Article:
━━━━━━━━━━━━━━━━━━━━━━━━━━━━━━
Friday, March 29, 2013
Tuesday, March 26, 2013
Louis Weiner
Louis Weiner (1892-1967) came to Chicago from Ukraine along with many other East European Jews in the early 20th C.
The above depiction of a slow day on Maxwell Street is included in "Chicago and the Art of Migration" now showing at the Art Institute.
It was his contribution to the Biro-Bidjan portfolio of 1937 - celebrating that remote corner of the Soviet Union, on the Chinese border, where Stalin had once planned to relocate Russian Jews.
The entire portfolio is now in the collection of Oakton Community College.
He is quoted as saying:
I avoid the introduction into my work of national, racial, or religious elements for their own sake. I believe that art is universal and makes use of elements, emotions, and phenomena which are in their essence the same the world over and in all time.
Sunday, March 24, 2013
Spring Sale 2013
Stephanie Weidner
Tor, the animalier, told me to look out for this one - and I agree -- it's remarkable
Alison Rae Nichols
Chicago doesn't really need any more Surrealists -- but the Palette and Chisel does.
Errol Jacobson
Phyllis Brodny
Msybe it's only a photograph,
shot out her LSD window overlooking the lake,
-- but it still feels like Scandinavian expressionism to me.
Wednesday, March 20, 2013
Figure Drawing Elsewhere
As we all know, the Palette and Chisel is not the only place where models pose for life drawing.
Above is a 2011 painting by Nicole Eisenman that I bumped into at the Art Institute last weekend.
Previously it had hung at the Whitney, where, as shown in the video above, the artist was invited to conduct a life drawing workshop in the gallery itself so that visitors might better comprehend her kind of art.
Which is similar to our kind of art, except that people are expected to be nuttier and more conflicted about the human condition in NYC.
━━━━━━━━━━━━━━━━━━━━━━━━━━━━━━
Your task:
Write what comes next in the art blog above, starting right after its final sentence.

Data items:
━━━━━━━━━━━━━━━━━━━━━━━━━━━━━━
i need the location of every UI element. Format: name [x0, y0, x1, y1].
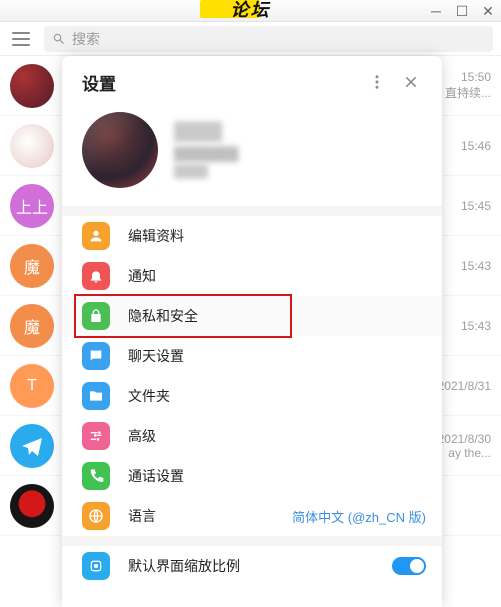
- title-flag: [200, 0, 260, 18]
- sliders-icon: [82, 422, 110, 450]
- globe-icon: [82, 502, 110, 530]
- avatar: 上上: [10, 184, 54, 228]
- menu-advanced[interactable]: 高级: [62, 416, 442, 456]
- window-maximize-button[interactable]: ☐: [455, 4, 469, 18]
- chat-snippet: ay the...: [438, 446, 491, 460]
- bell-icon: [82, 262, 110, 290]
- section-divider: [62, 206, 442, 216]
- menu-default-scale[interactable]: 默认界面缩放比例: [62, 546, 442, 586]
- edit-icon: [82, 222, 110, 250]
- profile-avatar: [82, 112, 158, 188]
- menu-calls[interactable]: 通话设置: [62, 456, 442, 496]
- search-icon: [52, 32, 66, 46]
- avatar: [10, 64, 54, 108]
- menu-label: 隐私和安全: [128, 306, 198, 326]
- menu-language[interactable]: 语言 简体中文 (@zh_CN 版): [62, 496, 442, 536]
- chat-time: 15:45: [461, 199, 491, 213]
- window-close-button[interactable]: ✕: [481, 4, 495, 18]
- menu-privacy[interactable]: 隐私和安全: [62, 296, 442, 336]
- menu-label: 通知: [128, 266, 156, 286]
- search-placeholder: 搜索: [72, 29, 100, 49]
- dots-vertical-icon: [368, 73, 386, 91]
- avatar: [10, 124, 54, 168]
- scale-icon: [82, 552, 110, 580]
- chat-time: 2021/8/30: [438, 432, 491, 446]
- chat-time: 15:50: [445, 70, 491, 84]
- settings-title: 设置: [82, 70, 116, 95]
- chat-icon: [82, 342, 110, 370]
- chat-time: 15:43: [461, 319, 491, 333]
- menu-folders[interactable]: 文件夹: [62, 376, 442, 416]
- window-minimize-button[interactable]: ─: [429, 4, 443, 18]
- avatar: [10, 424, 54, 468]
- menu-label: 默认界面缩放比例: [128, 556, 240, 576]
- menu-label: 编辑资料: [128, 226, 184, 246]
- chat-time: 15:43: [461, 259, 491, 273]
- avatar: 魔: [10, 304, 54, 348]
- profile-username: ████: [174, 164, 238, 178]
- settings-panel: 设置 ████ ███████ ████ 编辑资料 通知 隐私和安全: [62, 56, 442, 607]
- chat-snippet: 直持续...: [445, 84, 491, 101]
- settings-menu: 编辑资料 通知 隐私和安全 聊天设置 文件夹 高级 通话设置 语: [62, 216, 442, 586]
- folder-icon: [82, 382, 110, 410]
- profile-block[interactable]: ████ ███████ ████: [62, 108, 442, 206]
- close-icon: [403, 74, 419, 90]
- profile-phone: ███████: [174, 146, 238, 161]
- search-input[interactable]: 搜索: [44, 26, 493, 52]
- menu-label: 聊天设置: [128, 346, 184, 366]
- chat-time: 2021/8/31: [438, 379, 491, 393]
- menu-edit-profile[interactable]: 编辑资料: [62, 216, 442, 256]
- more-button[interactable]: [360, 65, 394, 99]
- telegram-icon: [20, 434, 44, 458]
- avatar: [10, 484, 54, 528]
- chat-time: 15:46: [461, 139, 491, 153]
- menu-notifications[interactable]: 通知: [62, 256, 442, 296]
- language-value: 简体中文 (@zh_CN 版): [292, 507, 426, 526]
- menu-button[interactable]: [8, 26, 34, 52]
- settings-header: 设置: [62, 56, 442, 108]
- scale-toggle[interactable]: [392, 557, 426, 575]
- menu-label: 通话设置: [128, 466, 184, 486]
- phone-icon: [82, 462, 110, 490]
- lock-icon: [82, 302, 110, 330]
- menu-chat-settings[interactable]: 聊天设置: [62, 336, 442, 376]
- menu-label: 语言: [128, 506, 156, 526]
- main-toolbar: 搜索: [0, 22, 501, 56]
- window-title-bar: 论坛 ─ ☐ ✕: [0, 0, 501, 22]
- section-divider: [62, 536, 442, 546]
- profile-name: ████: [174, 122, 238, 142]
- menu-label: 高级: [128, 426, 156, 446]
- close-button[interactable]: [394, 65, 428, 99]
- avatar: T: [10, 364, 54, 408]
- menu-label: 文件夹: [128, 386, 170, 406]
- avatar: 魔: [10, 244, 54, 288]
━━━━━━━━━━━━━━━━━━━━━━━━━━━━━━
Final result:
Sunday, March 17, 2013
The Bernard Friedman Collection
Rudolph Ingerle
Here's the Palette and Chisel artists from
another online collection of Chicago artists
from the first half of the 20th Century,
this one by Bernard Friedman
Oskar Gross
A trip back to Maxwell Street
Carl Hoeckner
Hoeckner is showing up in most of the historic Chicago shows these days, including "They seek a City" now at the Art Institute.
Here's his cynical view of Chicago politics.
Rudolph Weisenborn is mostly known to us as a geo-form abstract painter, but here's his self portrait from the 1940's
Saturday, March 16, 2013
Stephen Assael Workshop
It's kind of exciting to have one of the country's foremost realist painters doing a workshop at the P&C. It's like William Merritt Chase visiting the club a hundred years ago.
It says something about our own instructors how eager they are to study with a master when the opportunity presents itself.
(photos by Del Hall)
Here's some pictures of the Sunday demo portrait.
( photos by Adam Nowak )
(I don't think Jessie has ever been this intense in her entire life !)
Here's the painting that Stephanie Weidner did in the workshop -- convincing me that we should install an orange spotlite in the studio.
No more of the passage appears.